:: Supplied entries ::
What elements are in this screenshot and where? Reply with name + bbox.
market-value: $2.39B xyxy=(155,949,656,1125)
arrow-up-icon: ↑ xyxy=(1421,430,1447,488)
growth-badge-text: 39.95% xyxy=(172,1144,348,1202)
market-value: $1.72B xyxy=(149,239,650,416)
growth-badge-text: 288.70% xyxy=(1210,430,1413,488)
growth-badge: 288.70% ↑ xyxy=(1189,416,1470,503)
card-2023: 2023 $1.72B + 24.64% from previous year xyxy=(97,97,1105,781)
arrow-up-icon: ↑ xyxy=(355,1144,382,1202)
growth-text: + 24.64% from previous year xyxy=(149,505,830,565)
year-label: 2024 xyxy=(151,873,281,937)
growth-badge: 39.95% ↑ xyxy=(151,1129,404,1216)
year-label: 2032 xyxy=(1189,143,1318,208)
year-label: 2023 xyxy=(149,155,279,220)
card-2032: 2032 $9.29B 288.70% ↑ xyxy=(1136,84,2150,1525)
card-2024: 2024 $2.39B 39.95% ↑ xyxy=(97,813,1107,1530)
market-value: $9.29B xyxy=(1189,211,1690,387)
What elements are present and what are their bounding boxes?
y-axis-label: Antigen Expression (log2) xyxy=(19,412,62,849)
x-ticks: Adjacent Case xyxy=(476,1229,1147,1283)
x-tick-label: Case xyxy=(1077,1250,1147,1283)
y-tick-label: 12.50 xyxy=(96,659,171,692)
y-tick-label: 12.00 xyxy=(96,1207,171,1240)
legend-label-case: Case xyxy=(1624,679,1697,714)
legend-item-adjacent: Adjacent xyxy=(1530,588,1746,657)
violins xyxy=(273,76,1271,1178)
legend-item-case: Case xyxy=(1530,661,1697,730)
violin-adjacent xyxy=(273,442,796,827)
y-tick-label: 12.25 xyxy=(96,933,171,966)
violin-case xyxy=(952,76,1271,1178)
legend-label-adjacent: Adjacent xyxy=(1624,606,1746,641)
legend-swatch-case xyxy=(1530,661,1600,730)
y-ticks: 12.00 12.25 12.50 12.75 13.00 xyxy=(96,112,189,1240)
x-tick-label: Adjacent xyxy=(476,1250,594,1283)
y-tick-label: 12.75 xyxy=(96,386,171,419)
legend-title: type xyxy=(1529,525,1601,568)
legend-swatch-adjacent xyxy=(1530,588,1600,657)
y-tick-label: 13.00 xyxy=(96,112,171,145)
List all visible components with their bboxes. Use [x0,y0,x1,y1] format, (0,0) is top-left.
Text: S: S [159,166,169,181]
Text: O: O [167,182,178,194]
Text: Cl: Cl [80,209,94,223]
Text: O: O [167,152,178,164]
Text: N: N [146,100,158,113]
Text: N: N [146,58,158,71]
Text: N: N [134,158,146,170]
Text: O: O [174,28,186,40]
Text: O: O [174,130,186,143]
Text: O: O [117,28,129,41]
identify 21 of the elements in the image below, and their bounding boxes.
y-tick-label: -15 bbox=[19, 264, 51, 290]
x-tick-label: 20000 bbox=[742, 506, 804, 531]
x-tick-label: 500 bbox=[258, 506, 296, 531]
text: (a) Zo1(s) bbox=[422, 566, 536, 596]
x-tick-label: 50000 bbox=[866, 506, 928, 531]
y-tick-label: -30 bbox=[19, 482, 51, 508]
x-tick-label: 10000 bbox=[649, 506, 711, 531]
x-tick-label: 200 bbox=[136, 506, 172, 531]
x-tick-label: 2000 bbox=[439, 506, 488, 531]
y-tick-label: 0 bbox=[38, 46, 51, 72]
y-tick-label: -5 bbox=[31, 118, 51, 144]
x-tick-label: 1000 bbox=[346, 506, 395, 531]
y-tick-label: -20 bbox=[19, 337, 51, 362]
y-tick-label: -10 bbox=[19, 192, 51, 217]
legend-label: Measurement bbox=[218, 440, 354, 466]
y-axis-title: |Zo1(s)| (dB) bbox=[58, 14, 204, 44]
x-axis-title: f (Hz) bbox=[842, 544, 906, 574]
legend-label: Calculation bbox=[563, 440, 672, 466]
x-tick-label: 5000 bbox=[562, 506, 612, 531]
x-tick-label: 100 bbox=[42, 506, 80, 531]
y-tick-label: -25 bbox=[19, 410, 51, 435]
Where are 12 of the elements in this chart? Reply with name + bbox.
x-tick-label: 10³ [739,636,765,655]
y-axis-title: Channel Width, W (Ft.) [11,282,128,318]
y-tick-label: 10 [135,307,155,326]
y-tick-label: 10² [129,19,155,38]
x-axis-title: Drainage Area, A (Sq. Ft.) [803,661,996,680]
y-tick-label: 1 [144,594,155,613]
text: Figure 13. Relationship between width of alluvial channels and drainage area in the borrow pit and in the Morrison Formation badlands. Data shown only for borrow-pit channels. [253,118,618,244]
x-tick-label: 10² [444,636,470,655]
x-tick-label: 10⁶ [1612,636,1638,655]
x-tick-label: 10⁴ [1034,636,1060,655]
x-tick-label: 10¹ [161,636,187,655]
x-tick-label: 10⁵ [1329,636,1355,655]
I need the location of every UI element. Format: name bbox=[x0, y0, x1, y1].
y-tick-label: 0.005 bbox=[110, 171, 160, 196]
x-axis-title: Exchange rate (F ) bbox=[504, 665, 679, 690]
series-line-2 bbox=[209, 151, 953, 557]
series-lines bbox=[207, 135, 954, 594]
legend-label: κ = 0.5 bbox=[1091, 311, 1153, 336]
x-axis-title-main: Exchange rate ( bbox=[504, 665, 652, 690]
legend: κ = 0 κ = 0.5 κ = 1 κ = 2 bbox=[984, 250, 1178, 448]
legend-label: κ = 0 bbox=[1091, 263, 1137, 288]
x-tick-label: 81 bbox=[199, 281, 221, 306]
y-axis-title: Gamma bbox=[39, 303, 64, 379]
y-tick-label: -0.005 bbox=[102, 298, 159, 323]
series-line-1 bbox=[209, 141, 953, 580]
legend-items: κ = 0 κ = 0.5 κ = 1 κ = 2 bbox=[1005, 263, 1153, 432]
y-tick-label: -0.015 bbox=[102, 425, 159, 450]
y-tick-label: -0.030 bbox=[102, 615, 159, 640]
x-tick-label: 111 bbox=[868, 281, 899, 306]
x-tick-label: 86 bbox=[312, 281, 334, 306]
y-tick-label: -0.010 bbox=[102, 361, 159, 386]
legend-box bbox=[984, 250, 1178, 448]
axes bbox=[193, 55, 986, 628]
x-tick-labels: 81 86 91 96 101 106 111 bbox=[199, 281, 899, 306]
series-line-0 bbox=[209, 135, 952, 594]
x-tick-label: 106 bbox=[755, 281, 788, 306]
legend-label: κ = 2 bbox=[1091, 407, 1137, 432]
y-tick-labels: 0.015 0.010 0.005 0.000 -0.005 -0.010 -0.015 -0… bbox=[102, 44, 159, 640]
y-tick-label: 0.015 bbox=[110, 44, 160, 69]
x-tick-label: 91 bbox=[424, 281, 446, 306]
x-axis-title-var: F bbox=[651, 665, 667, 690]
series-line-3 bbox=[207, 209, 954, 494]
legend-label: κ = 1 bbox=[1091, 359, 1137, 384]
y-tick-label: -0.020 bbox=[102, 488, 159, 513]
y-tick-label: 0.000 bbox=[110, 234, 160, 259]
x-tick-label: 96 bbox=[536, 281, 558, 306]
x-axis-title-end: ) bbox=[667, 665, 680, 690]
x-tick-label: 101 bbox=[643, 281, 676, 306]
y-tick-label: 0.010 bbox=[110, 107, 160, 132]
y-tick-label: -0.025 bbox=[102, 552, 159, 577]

:: Exercise goal ::
In the listing, take the part that begins at the first line and ends with the line containing "Text: O: O [117,28,129,41]". Rewrite only that part, swapping "previous year" for "prior year" and leaving everything else as it is.

:: Answer to this problem ::
What elements are in this screenshot and where? Reply with name + bbox.
market-value: $2.39B xyxy=(155,949,656,1125)
arrow-up-icon: ↑ xyxy=(1421,430,1447,488)
growth-badge-text: 39.95% xyxy=(172,1144,348,1202)
market-value: $1.72B xyxy=(149,239,650,416)
growth-badge-text: 288.70% xyxy=(1210,430,1413,488)
growth-badge: 288.70% ↑ xyxy=(1189,416,1470,503)
card-2023: 2023 $1.72B + 24.64% from prior year xyxy=(97,97,1105,781)
arrow-up-icon: ↑ xyxy=(355,1144,382,1202)
growth-text: + 24.64% from prior year xyxy=(149,505,830,565)
year-label: 2024 xyxy=(151,873,281,937)
growth-badge: 39.95% ↑ xyxy=(151,1129,404,1216)
year-label: 2032 xyxy=(1189,143,1318,208)
year-label: 2023 xyxy=(149,155,279,220)
card-2032: 2032 $9.29B 288.70% ↑ xyxy=(1136,84,2150,1525)
card-2024: 2024 $2.39B 39.95% ↑ xyxy=(97,813,1107,1530)
market-value: $9.29B xyxy=(1189,211,1690,387)
What elements are present and what are their bounding boxes?
y-axis-label: Antigen Expression (log2) xyxy=(19,412,62,849)
x-ticks: Adjacent Case xyxy=(476,1229,1147,1283)
x-tick-label: Case xyxy=(1077,1250,1147,1283)
y-tick-label: 12.50 xyxy=(96,659,171,692)
y-tick-label: 12.00 xyxy=(96,1207,171,1240)
legend-label-case: Case xyxy=(1624,679,1697,714)
legend-item-adjacent: Adjacent xyxy=(1530,588,1746,657)
violins xyxy=(273,76,1271,1178)
legend-item-case: Case xyxy=(1530,661,1697,730)
violin-adjacent xyxy=(273,442,796,827)
y-tick-label: 12.25 xyxy=(96,933,171,966)
violin-case xyxy=(952,76,1271,1178)
legend-label-adjacent: Adjacent xyxy=(1624,606,1746,641)
legend-swatch-case xyxy=(1530,661,1600,730)
y-ticks: 12.00 12.25 12.50 12.75 13.00 xyxy=(96,112,189,1240)
x-tick-label: Adjacent xyxy=(476,1250,594,1283)
y-tick-label: 12.75 xyxy=(96,386,171,419)
legend-title: type xyxy=(1529,525,1601,568)
legend-swatch-adjacent xyxy=(1530,588,1600,657)
y-tick-label: 13.00 xyxy=(96,112,171,145)
List all visible components with their bboxes. Use [x0,y0,x1,y1] format, (0,0) is top-left.
Text: S: S [159,166,169,181]
Text: O: O [167,182,178,194]
Text: Cl: Cl [80,209,94,223]
Text: O: O [167,152,178,164]
Text: N: N [146,100,158,113]
Text: N: N [146,58,158,71]
Text: N: N [134,158,146,170]
Text: O: O [174,28,186,40]
Text: O: O [174,130,186,143]
Text: O: O [117,28,129,41]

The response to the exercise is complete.